# Exercise aim:
Copy every record below, exactly as written.
* * * * * * * * *
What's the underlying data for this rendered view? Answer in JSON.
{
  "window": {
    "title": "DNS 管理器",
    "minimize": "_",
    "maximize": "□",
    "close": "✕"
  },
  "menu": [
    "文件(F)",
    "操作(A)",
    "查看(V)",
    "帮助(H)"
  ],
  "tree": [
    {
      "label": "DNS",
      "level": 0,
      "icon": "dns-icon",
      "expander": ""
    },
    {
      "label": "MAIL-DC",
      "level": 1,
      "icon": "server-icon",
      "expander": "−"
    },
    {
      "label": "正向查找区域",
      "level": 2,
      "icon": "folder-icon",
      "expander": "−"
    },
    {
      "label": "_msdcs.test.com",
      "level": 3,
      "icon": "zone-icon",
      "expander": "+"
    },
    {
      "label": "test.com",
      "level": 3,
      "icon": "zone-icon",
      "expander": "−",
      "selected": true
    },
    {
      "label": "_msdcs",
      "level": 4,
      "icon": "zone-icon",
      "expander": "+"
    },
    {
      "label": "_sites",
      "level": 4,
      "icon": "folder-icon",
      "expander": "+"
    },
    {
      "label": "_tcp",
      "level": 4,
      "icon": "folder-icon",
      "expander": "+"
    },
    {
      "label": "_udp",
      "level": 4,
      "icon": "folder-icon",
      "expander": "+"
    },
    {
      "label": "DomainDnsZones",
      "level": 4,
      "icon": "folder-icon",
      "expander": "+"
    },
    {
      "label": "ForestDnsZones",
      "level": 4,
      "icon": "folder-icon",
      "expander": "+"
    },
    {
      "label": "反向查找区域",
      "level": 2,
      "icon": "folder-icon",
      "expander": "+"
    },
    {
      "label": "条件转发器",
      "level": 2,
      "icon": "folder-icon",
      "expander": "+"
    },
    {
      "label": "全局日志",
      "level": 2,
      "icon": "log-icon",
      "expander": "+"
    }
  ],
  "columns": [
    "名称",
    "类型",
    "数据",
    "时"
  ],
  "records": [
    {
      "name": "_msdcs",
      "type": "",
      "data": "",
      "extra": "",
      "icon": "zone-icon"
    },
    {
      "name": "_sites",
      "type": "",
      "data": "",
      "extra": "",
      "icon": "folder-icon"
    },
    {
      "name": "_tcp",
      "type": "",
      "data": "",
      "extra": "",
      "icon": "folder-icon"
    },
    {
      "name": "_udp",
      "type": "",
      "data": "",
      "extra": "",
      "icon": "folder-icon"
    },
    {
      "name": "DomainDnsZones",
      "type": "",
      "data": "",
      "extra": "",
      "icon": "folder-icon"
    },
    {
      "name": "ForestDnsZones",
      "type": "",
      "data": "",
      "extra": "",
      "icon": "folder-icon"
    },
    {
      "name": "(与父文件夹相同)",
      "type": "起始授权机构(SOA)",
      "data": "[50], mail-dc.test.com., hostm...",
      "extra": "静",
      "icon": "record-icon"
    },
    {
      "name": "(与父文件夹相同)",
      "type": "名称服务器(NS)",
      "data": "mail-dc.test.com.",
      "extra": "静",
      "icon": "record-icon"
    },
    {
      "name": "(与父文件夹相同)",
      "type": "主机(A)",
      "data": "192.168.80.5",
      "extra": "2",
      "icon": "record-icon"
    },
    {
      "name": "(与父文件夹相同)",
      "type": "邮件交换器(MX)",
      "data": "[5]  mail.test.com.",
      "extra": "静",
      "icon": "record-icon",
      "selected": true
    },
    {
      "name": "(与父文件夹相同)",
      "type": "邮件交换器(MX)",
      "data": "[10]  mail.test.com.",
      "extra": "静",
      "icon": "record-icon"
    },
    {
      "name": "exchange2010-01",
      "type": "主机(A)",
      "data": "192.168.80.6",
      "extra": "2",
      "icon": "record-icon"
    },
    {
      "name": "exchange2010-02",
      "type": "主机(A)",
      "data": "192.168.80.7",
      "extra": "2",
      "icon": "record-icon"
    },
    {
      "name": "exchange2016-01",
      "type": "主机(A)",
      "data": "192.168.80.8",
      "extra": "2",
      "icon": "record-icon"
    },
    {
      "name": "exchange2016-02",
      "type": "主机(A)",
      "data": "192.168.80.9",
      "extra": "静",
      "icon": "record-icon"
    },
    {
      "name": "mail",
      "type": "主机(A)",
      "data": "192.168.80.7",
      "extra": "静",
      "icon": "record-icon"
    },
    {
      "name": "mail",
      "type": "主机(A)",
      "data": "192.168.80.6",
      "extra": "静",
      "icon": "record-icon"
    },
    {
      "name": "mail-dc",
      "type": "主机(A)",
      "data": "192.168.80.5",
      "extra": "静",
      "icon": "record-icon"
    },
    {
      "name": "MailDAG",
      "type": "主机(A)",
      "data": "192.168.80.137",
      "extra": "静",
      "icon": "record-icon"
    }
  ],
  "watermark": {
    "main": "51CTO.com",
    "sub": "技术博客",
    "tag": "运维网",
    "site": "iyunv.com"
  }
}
* * * * * * * * *
# Problem solution:
What's the underlying data for this rendered view? Answer in JSON.
{
  "window": {
    "title": "DNS 管理器",
    "minimize": "_",
    "maximize": "□",
    "close": "✕"
  },
  "menu": [
    "文件(F)",
    "操作(A)",
    "查看(V)",
    "帮助(H)"
  ],
  "tree": [
    {
      "label": "DNS",
      "level": 0,
      "icon": "dns-icon",
      "expander": ""
    },
    {
      "label": "MAIL-DC",
      "level": 1,
      "icon": "server-icon",
      "expander": "−"
    },
    {
      "label": "正向查找区域",
      "level": 2,
      "icon": "folder-icon",
      "expander": "−"
    },
    {
      "label": "_msdcs.test.com",
      "level": 3,
      "icon": "zone-icon",
      "expander": "+"
    },
    {
      "label": "test.com",
      "level": 3,
      "icon": "zone-icon",
      "expander": "−",
      "selected": true
    },
    {
      "label": "_msdcs",
      "level": 4,
      "icon": "zone-icon",
      "expander": "+"
    },
    {
      "label": "_sites",
      "level": 4,
      "icon": "folder-icon",
      "expander": "+"
    },
    {
      "label": "_tcp",
      "level": 4,
      "icon": "folder-icon",
      "expander": "+"
    },
    {
      "label": "_udp",
      "level": 4,
      "icon": "folder-icon",
      "expander": "+"
    },
    {
      "label": "DomainDnsZones",
      "level": 4,
      "icon": "folder-icon",
      "expander": "+"
    },
    {
      "label": "ForestDnsZones",
      "level": 4,
      "icon": "folder-icon",
      "expander": "+"
    },
    {
      "label": "反向查找区域",
      "level": 2,
      "icon": "folder-icon",
      "expander": "+"
    },
    {
      "label": "条件转发器",
      "level": 2,
      "icon": "folder-icon",
      "expander": "+"
    },
    {
      "label": "全局日志",
      "level": 2,
      "icon": "log-icon",
      "expander": "+"
    }
  ],
  "columns": [
    "名称",
    "类型",
    "数据",
    "时"
  ],
  "records": [
    {
      "name": "_msdcs",
      "type": "",
      "data": "",
      "extra": "",
      "icon": "zone-icon"
    },
    {
      "name": "_sites",
      "type": "",
      "data": "",
      "extra": "",
      "icon": "folder-icon"
    },
    {
      "name": "_tcp",
      "type": "",
      "data": "",
      "extra": "",
      "icon": "folder-icon"
    },
    {
      "name": "_udp",
      "type": "",
      "data": "",
      "extra": "",
      "icon": "folder-icon"
    },
    {
      "name": "DomainDnsZones",
      "type": "",
      "data": "",
      "extra": "",
      "icon": "folder-icon"
    },
    {
      "name": "ForestDnsZones",
      "type": "",
      "data": "",
      "extra": "",
      "icon": "folder-icon"
    },
    {
      "name": "(与父文件夹相同)",
      "type": "起始授权机构(SOA)",
      "data": "[50], mail-dc.test.com., hostm...",
      "extra": "静",
      "icon": "record-icon"
    },
    {
      "name": "(与父文件夹相同)",
      "type": "名称服务器(NS)",
      "data": "mail-dc.test.com.",
      "extra": "静",
      "icon": "record-icon"
    },
    {
      "name": "(与父文件夹相同)",
      "type": "主机(A)",
      "data": "192.168.80.5",
      "extra": "2",
      "icon": "record-icon"
    },
    {
      "name": "(与父文件夹相同)",
      "type": "邮件交换器(MX)",
      "data": "[5]  mail.test.com.",
      "extra": "静",
      "icon": "record-icon",
      "selected": true
    },
    {
      "name": "(与父文件夹相同)",
      "type": "邮件交换器(MX)",
      "data": "[10]  mail.test.com.",
      "extra": "静",
      "icon": "record-icon"
    },
    {
      "name": "exchange2010-01",
      "type": "主机(A)",
      "data": "192.168.80.6",
      "extra": "2",
      "icon": "record-icon"
    },
    {
      "name": "exchange2010-02",
      "type": "主机(A)",
      "data": "192.168.80.7",
      "extra": "2",
      "icon": "record-icon"
    },
    {
      "name": "exchange2016-01",
      "type": "主机(A)",
      "data": "192.168.80.8",
      "extra": "2",
      "icon": "record-icon"
    },
    {
      "name": "exchange2016-02",
      "type": "主机(A)",
      "data": "192.168.80.9",
      "extra": "静",
      "icon": "record-icon"
    },
    {
      "name": "mail",
      "type": "主机(A)",
      "data": "192.168.80.7",
      "extra": "静",
      "icon": "record-icon"
    },
    {
      "name": "mail",
      "type": "主机(A)",
      "data": "192.168.80.6",
      "extra": "静",
      "icon": "record-icon"
    },
    {
      "name": "mail-dc",
      "type": "主机(A)",
      "data": "192.168.80.5",
      "extra": "静",
      "icon": "record-icon"
    },
    {
      "name": "MailDAG",
      "type": "主机(A)",
      "data": "192.168.80.137",
      "extra": "静",
      "icon": "record-icon"
    }
  ],
  "watermark": {
    "main": "51CTO.com",
    "sub": "技术博客",
    "tag": "运维网",
    "site": "iyunv.com"
  }
}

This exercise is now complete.